▼
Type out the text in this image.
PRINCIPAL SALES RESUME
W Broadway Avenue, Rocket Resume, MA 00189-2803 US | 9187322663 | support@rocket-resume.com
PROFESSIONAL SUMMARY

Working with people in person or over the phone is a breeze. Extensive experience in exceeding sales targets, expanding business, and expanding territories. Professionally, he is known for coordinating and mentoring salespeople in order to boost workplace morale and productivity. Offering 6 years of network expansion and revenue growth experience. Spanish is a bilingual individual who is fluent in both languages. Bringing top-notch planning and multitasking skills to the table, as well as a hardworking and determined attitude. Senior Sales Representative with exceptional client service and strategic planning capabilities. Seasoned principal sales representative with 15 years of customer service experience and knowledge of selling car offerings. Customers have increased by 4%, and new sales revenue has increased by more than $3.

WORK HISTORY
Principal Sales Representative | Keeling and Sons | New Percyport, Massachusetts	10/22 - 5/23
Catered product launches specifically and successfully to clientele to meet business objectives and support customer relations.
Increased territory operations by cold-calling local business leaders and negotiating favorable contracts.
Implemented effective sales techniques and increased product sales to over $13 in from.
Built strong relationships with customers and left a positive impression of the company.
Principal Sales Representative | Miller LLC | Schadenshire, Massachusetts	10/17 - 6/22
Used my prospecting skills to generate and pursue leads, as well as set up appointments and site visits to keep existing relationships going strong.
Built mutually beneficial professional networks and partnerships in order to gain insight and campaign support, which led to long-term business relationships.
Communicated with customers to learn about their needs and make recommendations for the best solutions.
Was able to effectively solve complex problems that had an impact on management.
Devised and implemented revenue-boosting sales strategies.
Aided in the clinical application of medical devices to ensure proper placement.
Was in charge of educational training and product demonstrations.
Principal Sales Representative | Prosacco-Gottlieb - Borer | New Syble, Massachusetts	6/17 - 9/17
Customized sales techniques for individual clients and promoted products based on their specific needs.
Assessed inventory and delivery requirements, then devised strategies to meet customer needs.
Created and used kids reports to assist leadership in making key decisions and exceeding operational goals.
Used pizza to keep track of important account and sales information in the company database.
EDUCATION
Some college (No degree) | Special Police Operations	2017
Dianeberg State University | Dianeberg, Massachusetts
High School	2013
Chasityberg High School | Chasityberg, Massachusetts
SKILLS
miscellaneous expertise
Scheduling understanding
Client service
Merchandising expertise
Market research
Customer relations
▲
Reproduce the material exactly, with every line intact.

■ OUTPUT
Type out the text in this image.
PRINCIPAL SALES RESUME
W Broadway Avenue, Rocket Resume, MA 00189-2803 US | 9187322663 | support@rocket-resume.com
PROFESSIONAL SUMMARY

Working with people in person or over the phone is a breeze. Extensive experience in exceeding sales targets, expanding business, and expanding territories. Professionally, he is known for coordinating and mentoring salespeople in order to boost workplace morale and productivity. Offering 6 years of network expansion and revenue growth experience. Spanish is a bilingual individual who is fluent in both languages. Bringing top-notch planning and multitasking skills to the table, as well as a hardworking and determined attitude. Senior Sales Representative with exceptional client service and strategic planning capabilities. Seasoned principal sales representative with 15 years of customer service experience and knowledge of selling car offerings. Customers have increased by 4%, and new sales revenue has increased by more than $3.

WORK HISTORY
Principal Sales Representative | Keeling and Sons | New Percyport, Massachusetts	10/22 - 5/23
Catered product launches specifically and successfully to clientele to meet business objectives and support customer relations.
Increased territory operations by cold-calling local business leaders and negotiating favorable contracts.
Implemented effective sales techniques and increased product sales to over $13 in from.
Built strong relationships with customers and left a positive impression of the company.
Principal Sales Representative | Miller LLC | Schadenshire, Massachusetts	10/17 - 6/22
Used my prospecting skills to generate and pursue leads, as well as set up appointments and site visits to keep existing relationships going strong.
Built mutually beneficial professional networks and partnerships in order to gain insight and campaign support, which led to long-term business relationships.
Communicated with customers to learn about their needs and make recommendations for the best solutions.
Was able to effectively solve complex problems that had an impact on management.
Devised and implemented revenue-boosting sales strategies.
Aided in the clinical application of medical devices to ensure proper placement.
Was in charge of educational training and product demonstrations.
Principal Sales Representative | Prosacco-Gottlieb - Borer | New Syble, Massachusetts	6/17 - 9/17
Customized sales techniques for individual clients and promoted products based on their specific needs.
Assessed inventory and delivery requirements, then devised strategies to meet customer needs.
Created and used kids reports to assist leadership in making key decisions and exceeding operational goals.
Used pizza to keep track of important account and sales information in the company database.
EDUCATION
Some college (No degree) | Special Police Operations	2017
Dianeberg State University | Dianeberg, Massachusetts
High School	2013
Chasityberg High School | Chasityberg, Massachusetts
SKILLS
miscellaneous expertise
Scheduling understanding
Client service
Merchandising expertise
Market research
Customer relations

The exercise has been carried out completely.